- **WHAT THIS TASK INVOLVES**
Your task is to transcribe all of the data below exactly, omitting the images.

Stored data:
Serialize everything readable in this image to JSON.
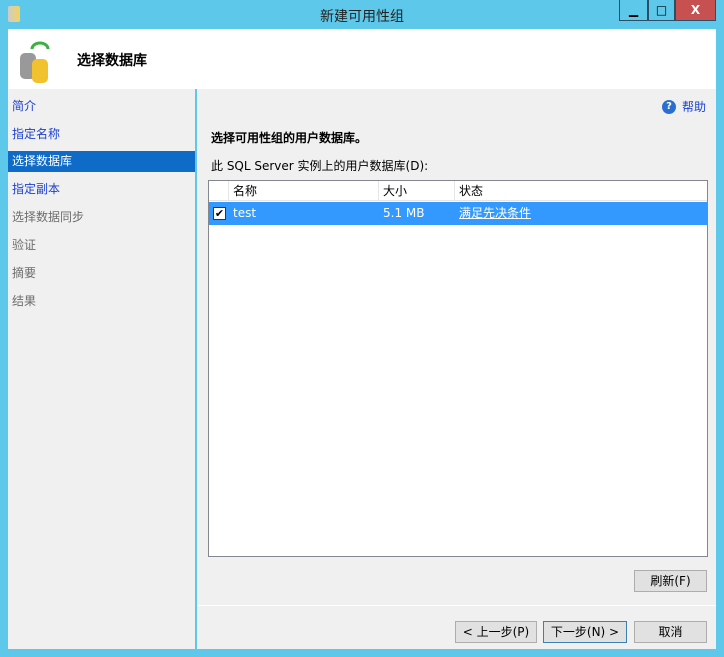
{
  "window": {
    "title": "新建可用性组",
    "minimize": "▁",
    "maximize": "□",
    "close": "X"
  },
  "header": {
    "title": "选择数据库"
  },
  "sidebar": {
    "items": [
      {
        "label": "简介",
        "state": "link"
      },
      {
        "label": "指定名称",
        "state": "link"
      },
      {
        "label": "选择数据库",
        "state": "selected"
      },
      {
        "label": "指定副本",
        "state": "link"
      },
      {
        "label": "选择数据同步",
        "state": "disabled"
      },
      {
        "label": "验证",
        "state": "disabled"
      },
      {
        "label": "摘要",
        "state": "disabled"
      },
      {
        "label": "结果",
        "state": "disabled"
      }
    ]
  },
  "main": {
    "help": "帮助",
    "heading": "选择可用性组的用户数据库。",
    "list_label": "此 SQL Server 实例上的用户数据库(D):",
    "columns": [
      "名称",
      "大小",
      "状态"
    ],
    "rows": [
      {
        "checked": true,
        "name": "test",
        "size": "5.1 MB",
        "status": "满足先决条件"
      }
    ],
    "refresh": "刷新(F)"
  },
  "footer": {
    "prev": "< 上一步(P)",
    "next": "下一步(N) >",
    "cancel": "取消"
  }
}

- **WORKED ANSWER**
Serialize everything readable in this image to JSON.
{
  "window": {
    "title": "新建可用性组",
    "minimize": "▁",
    "maximize": "□",
    "close": "X"
  },
  "header": {
    "title": "选择数据库"
  },
  "sidebar": {
    "items": [
      {
        "label": "简介",
        "state": "link"
      },
      {
        "label": "指定名称",
        "state": "link"
      },
      {
        "label": "选择数据库",
        "state": "selected"
      },
      {
        "label": "指定副本",
        "state": "link"
      },
      {
        "label": "选择数据同步",
        "state": "disabled"
      },
      {
        "label": "验证",
        "state": "disabled"
      },
      {
        "label": "摘要",
        "state": "disabled"
      },
      {
        "label": "结果",
        "state": "disabled"
      }
    ]
  },
  "main": {
    "help": "帮助",
    "heading": "选择可用性组的用户数据库。",
    "list_label": "此 SQL Server 实例上的用户数据库(D):",
    "columns": [
      "名称",
      "大小",
      "状态"
    ],
    "rows": [
      {
        "checked": true,
        "name": "test",
        "size": "5.1 MB",
        "status": "满足先决条件"
      }
    ],
    "refresh": "刷新(F)"
  },
  "footer": {
    "prev": "< 上一步(P)",
    "next": "下一步(N) >",
    "cancel": "取消"
  }
}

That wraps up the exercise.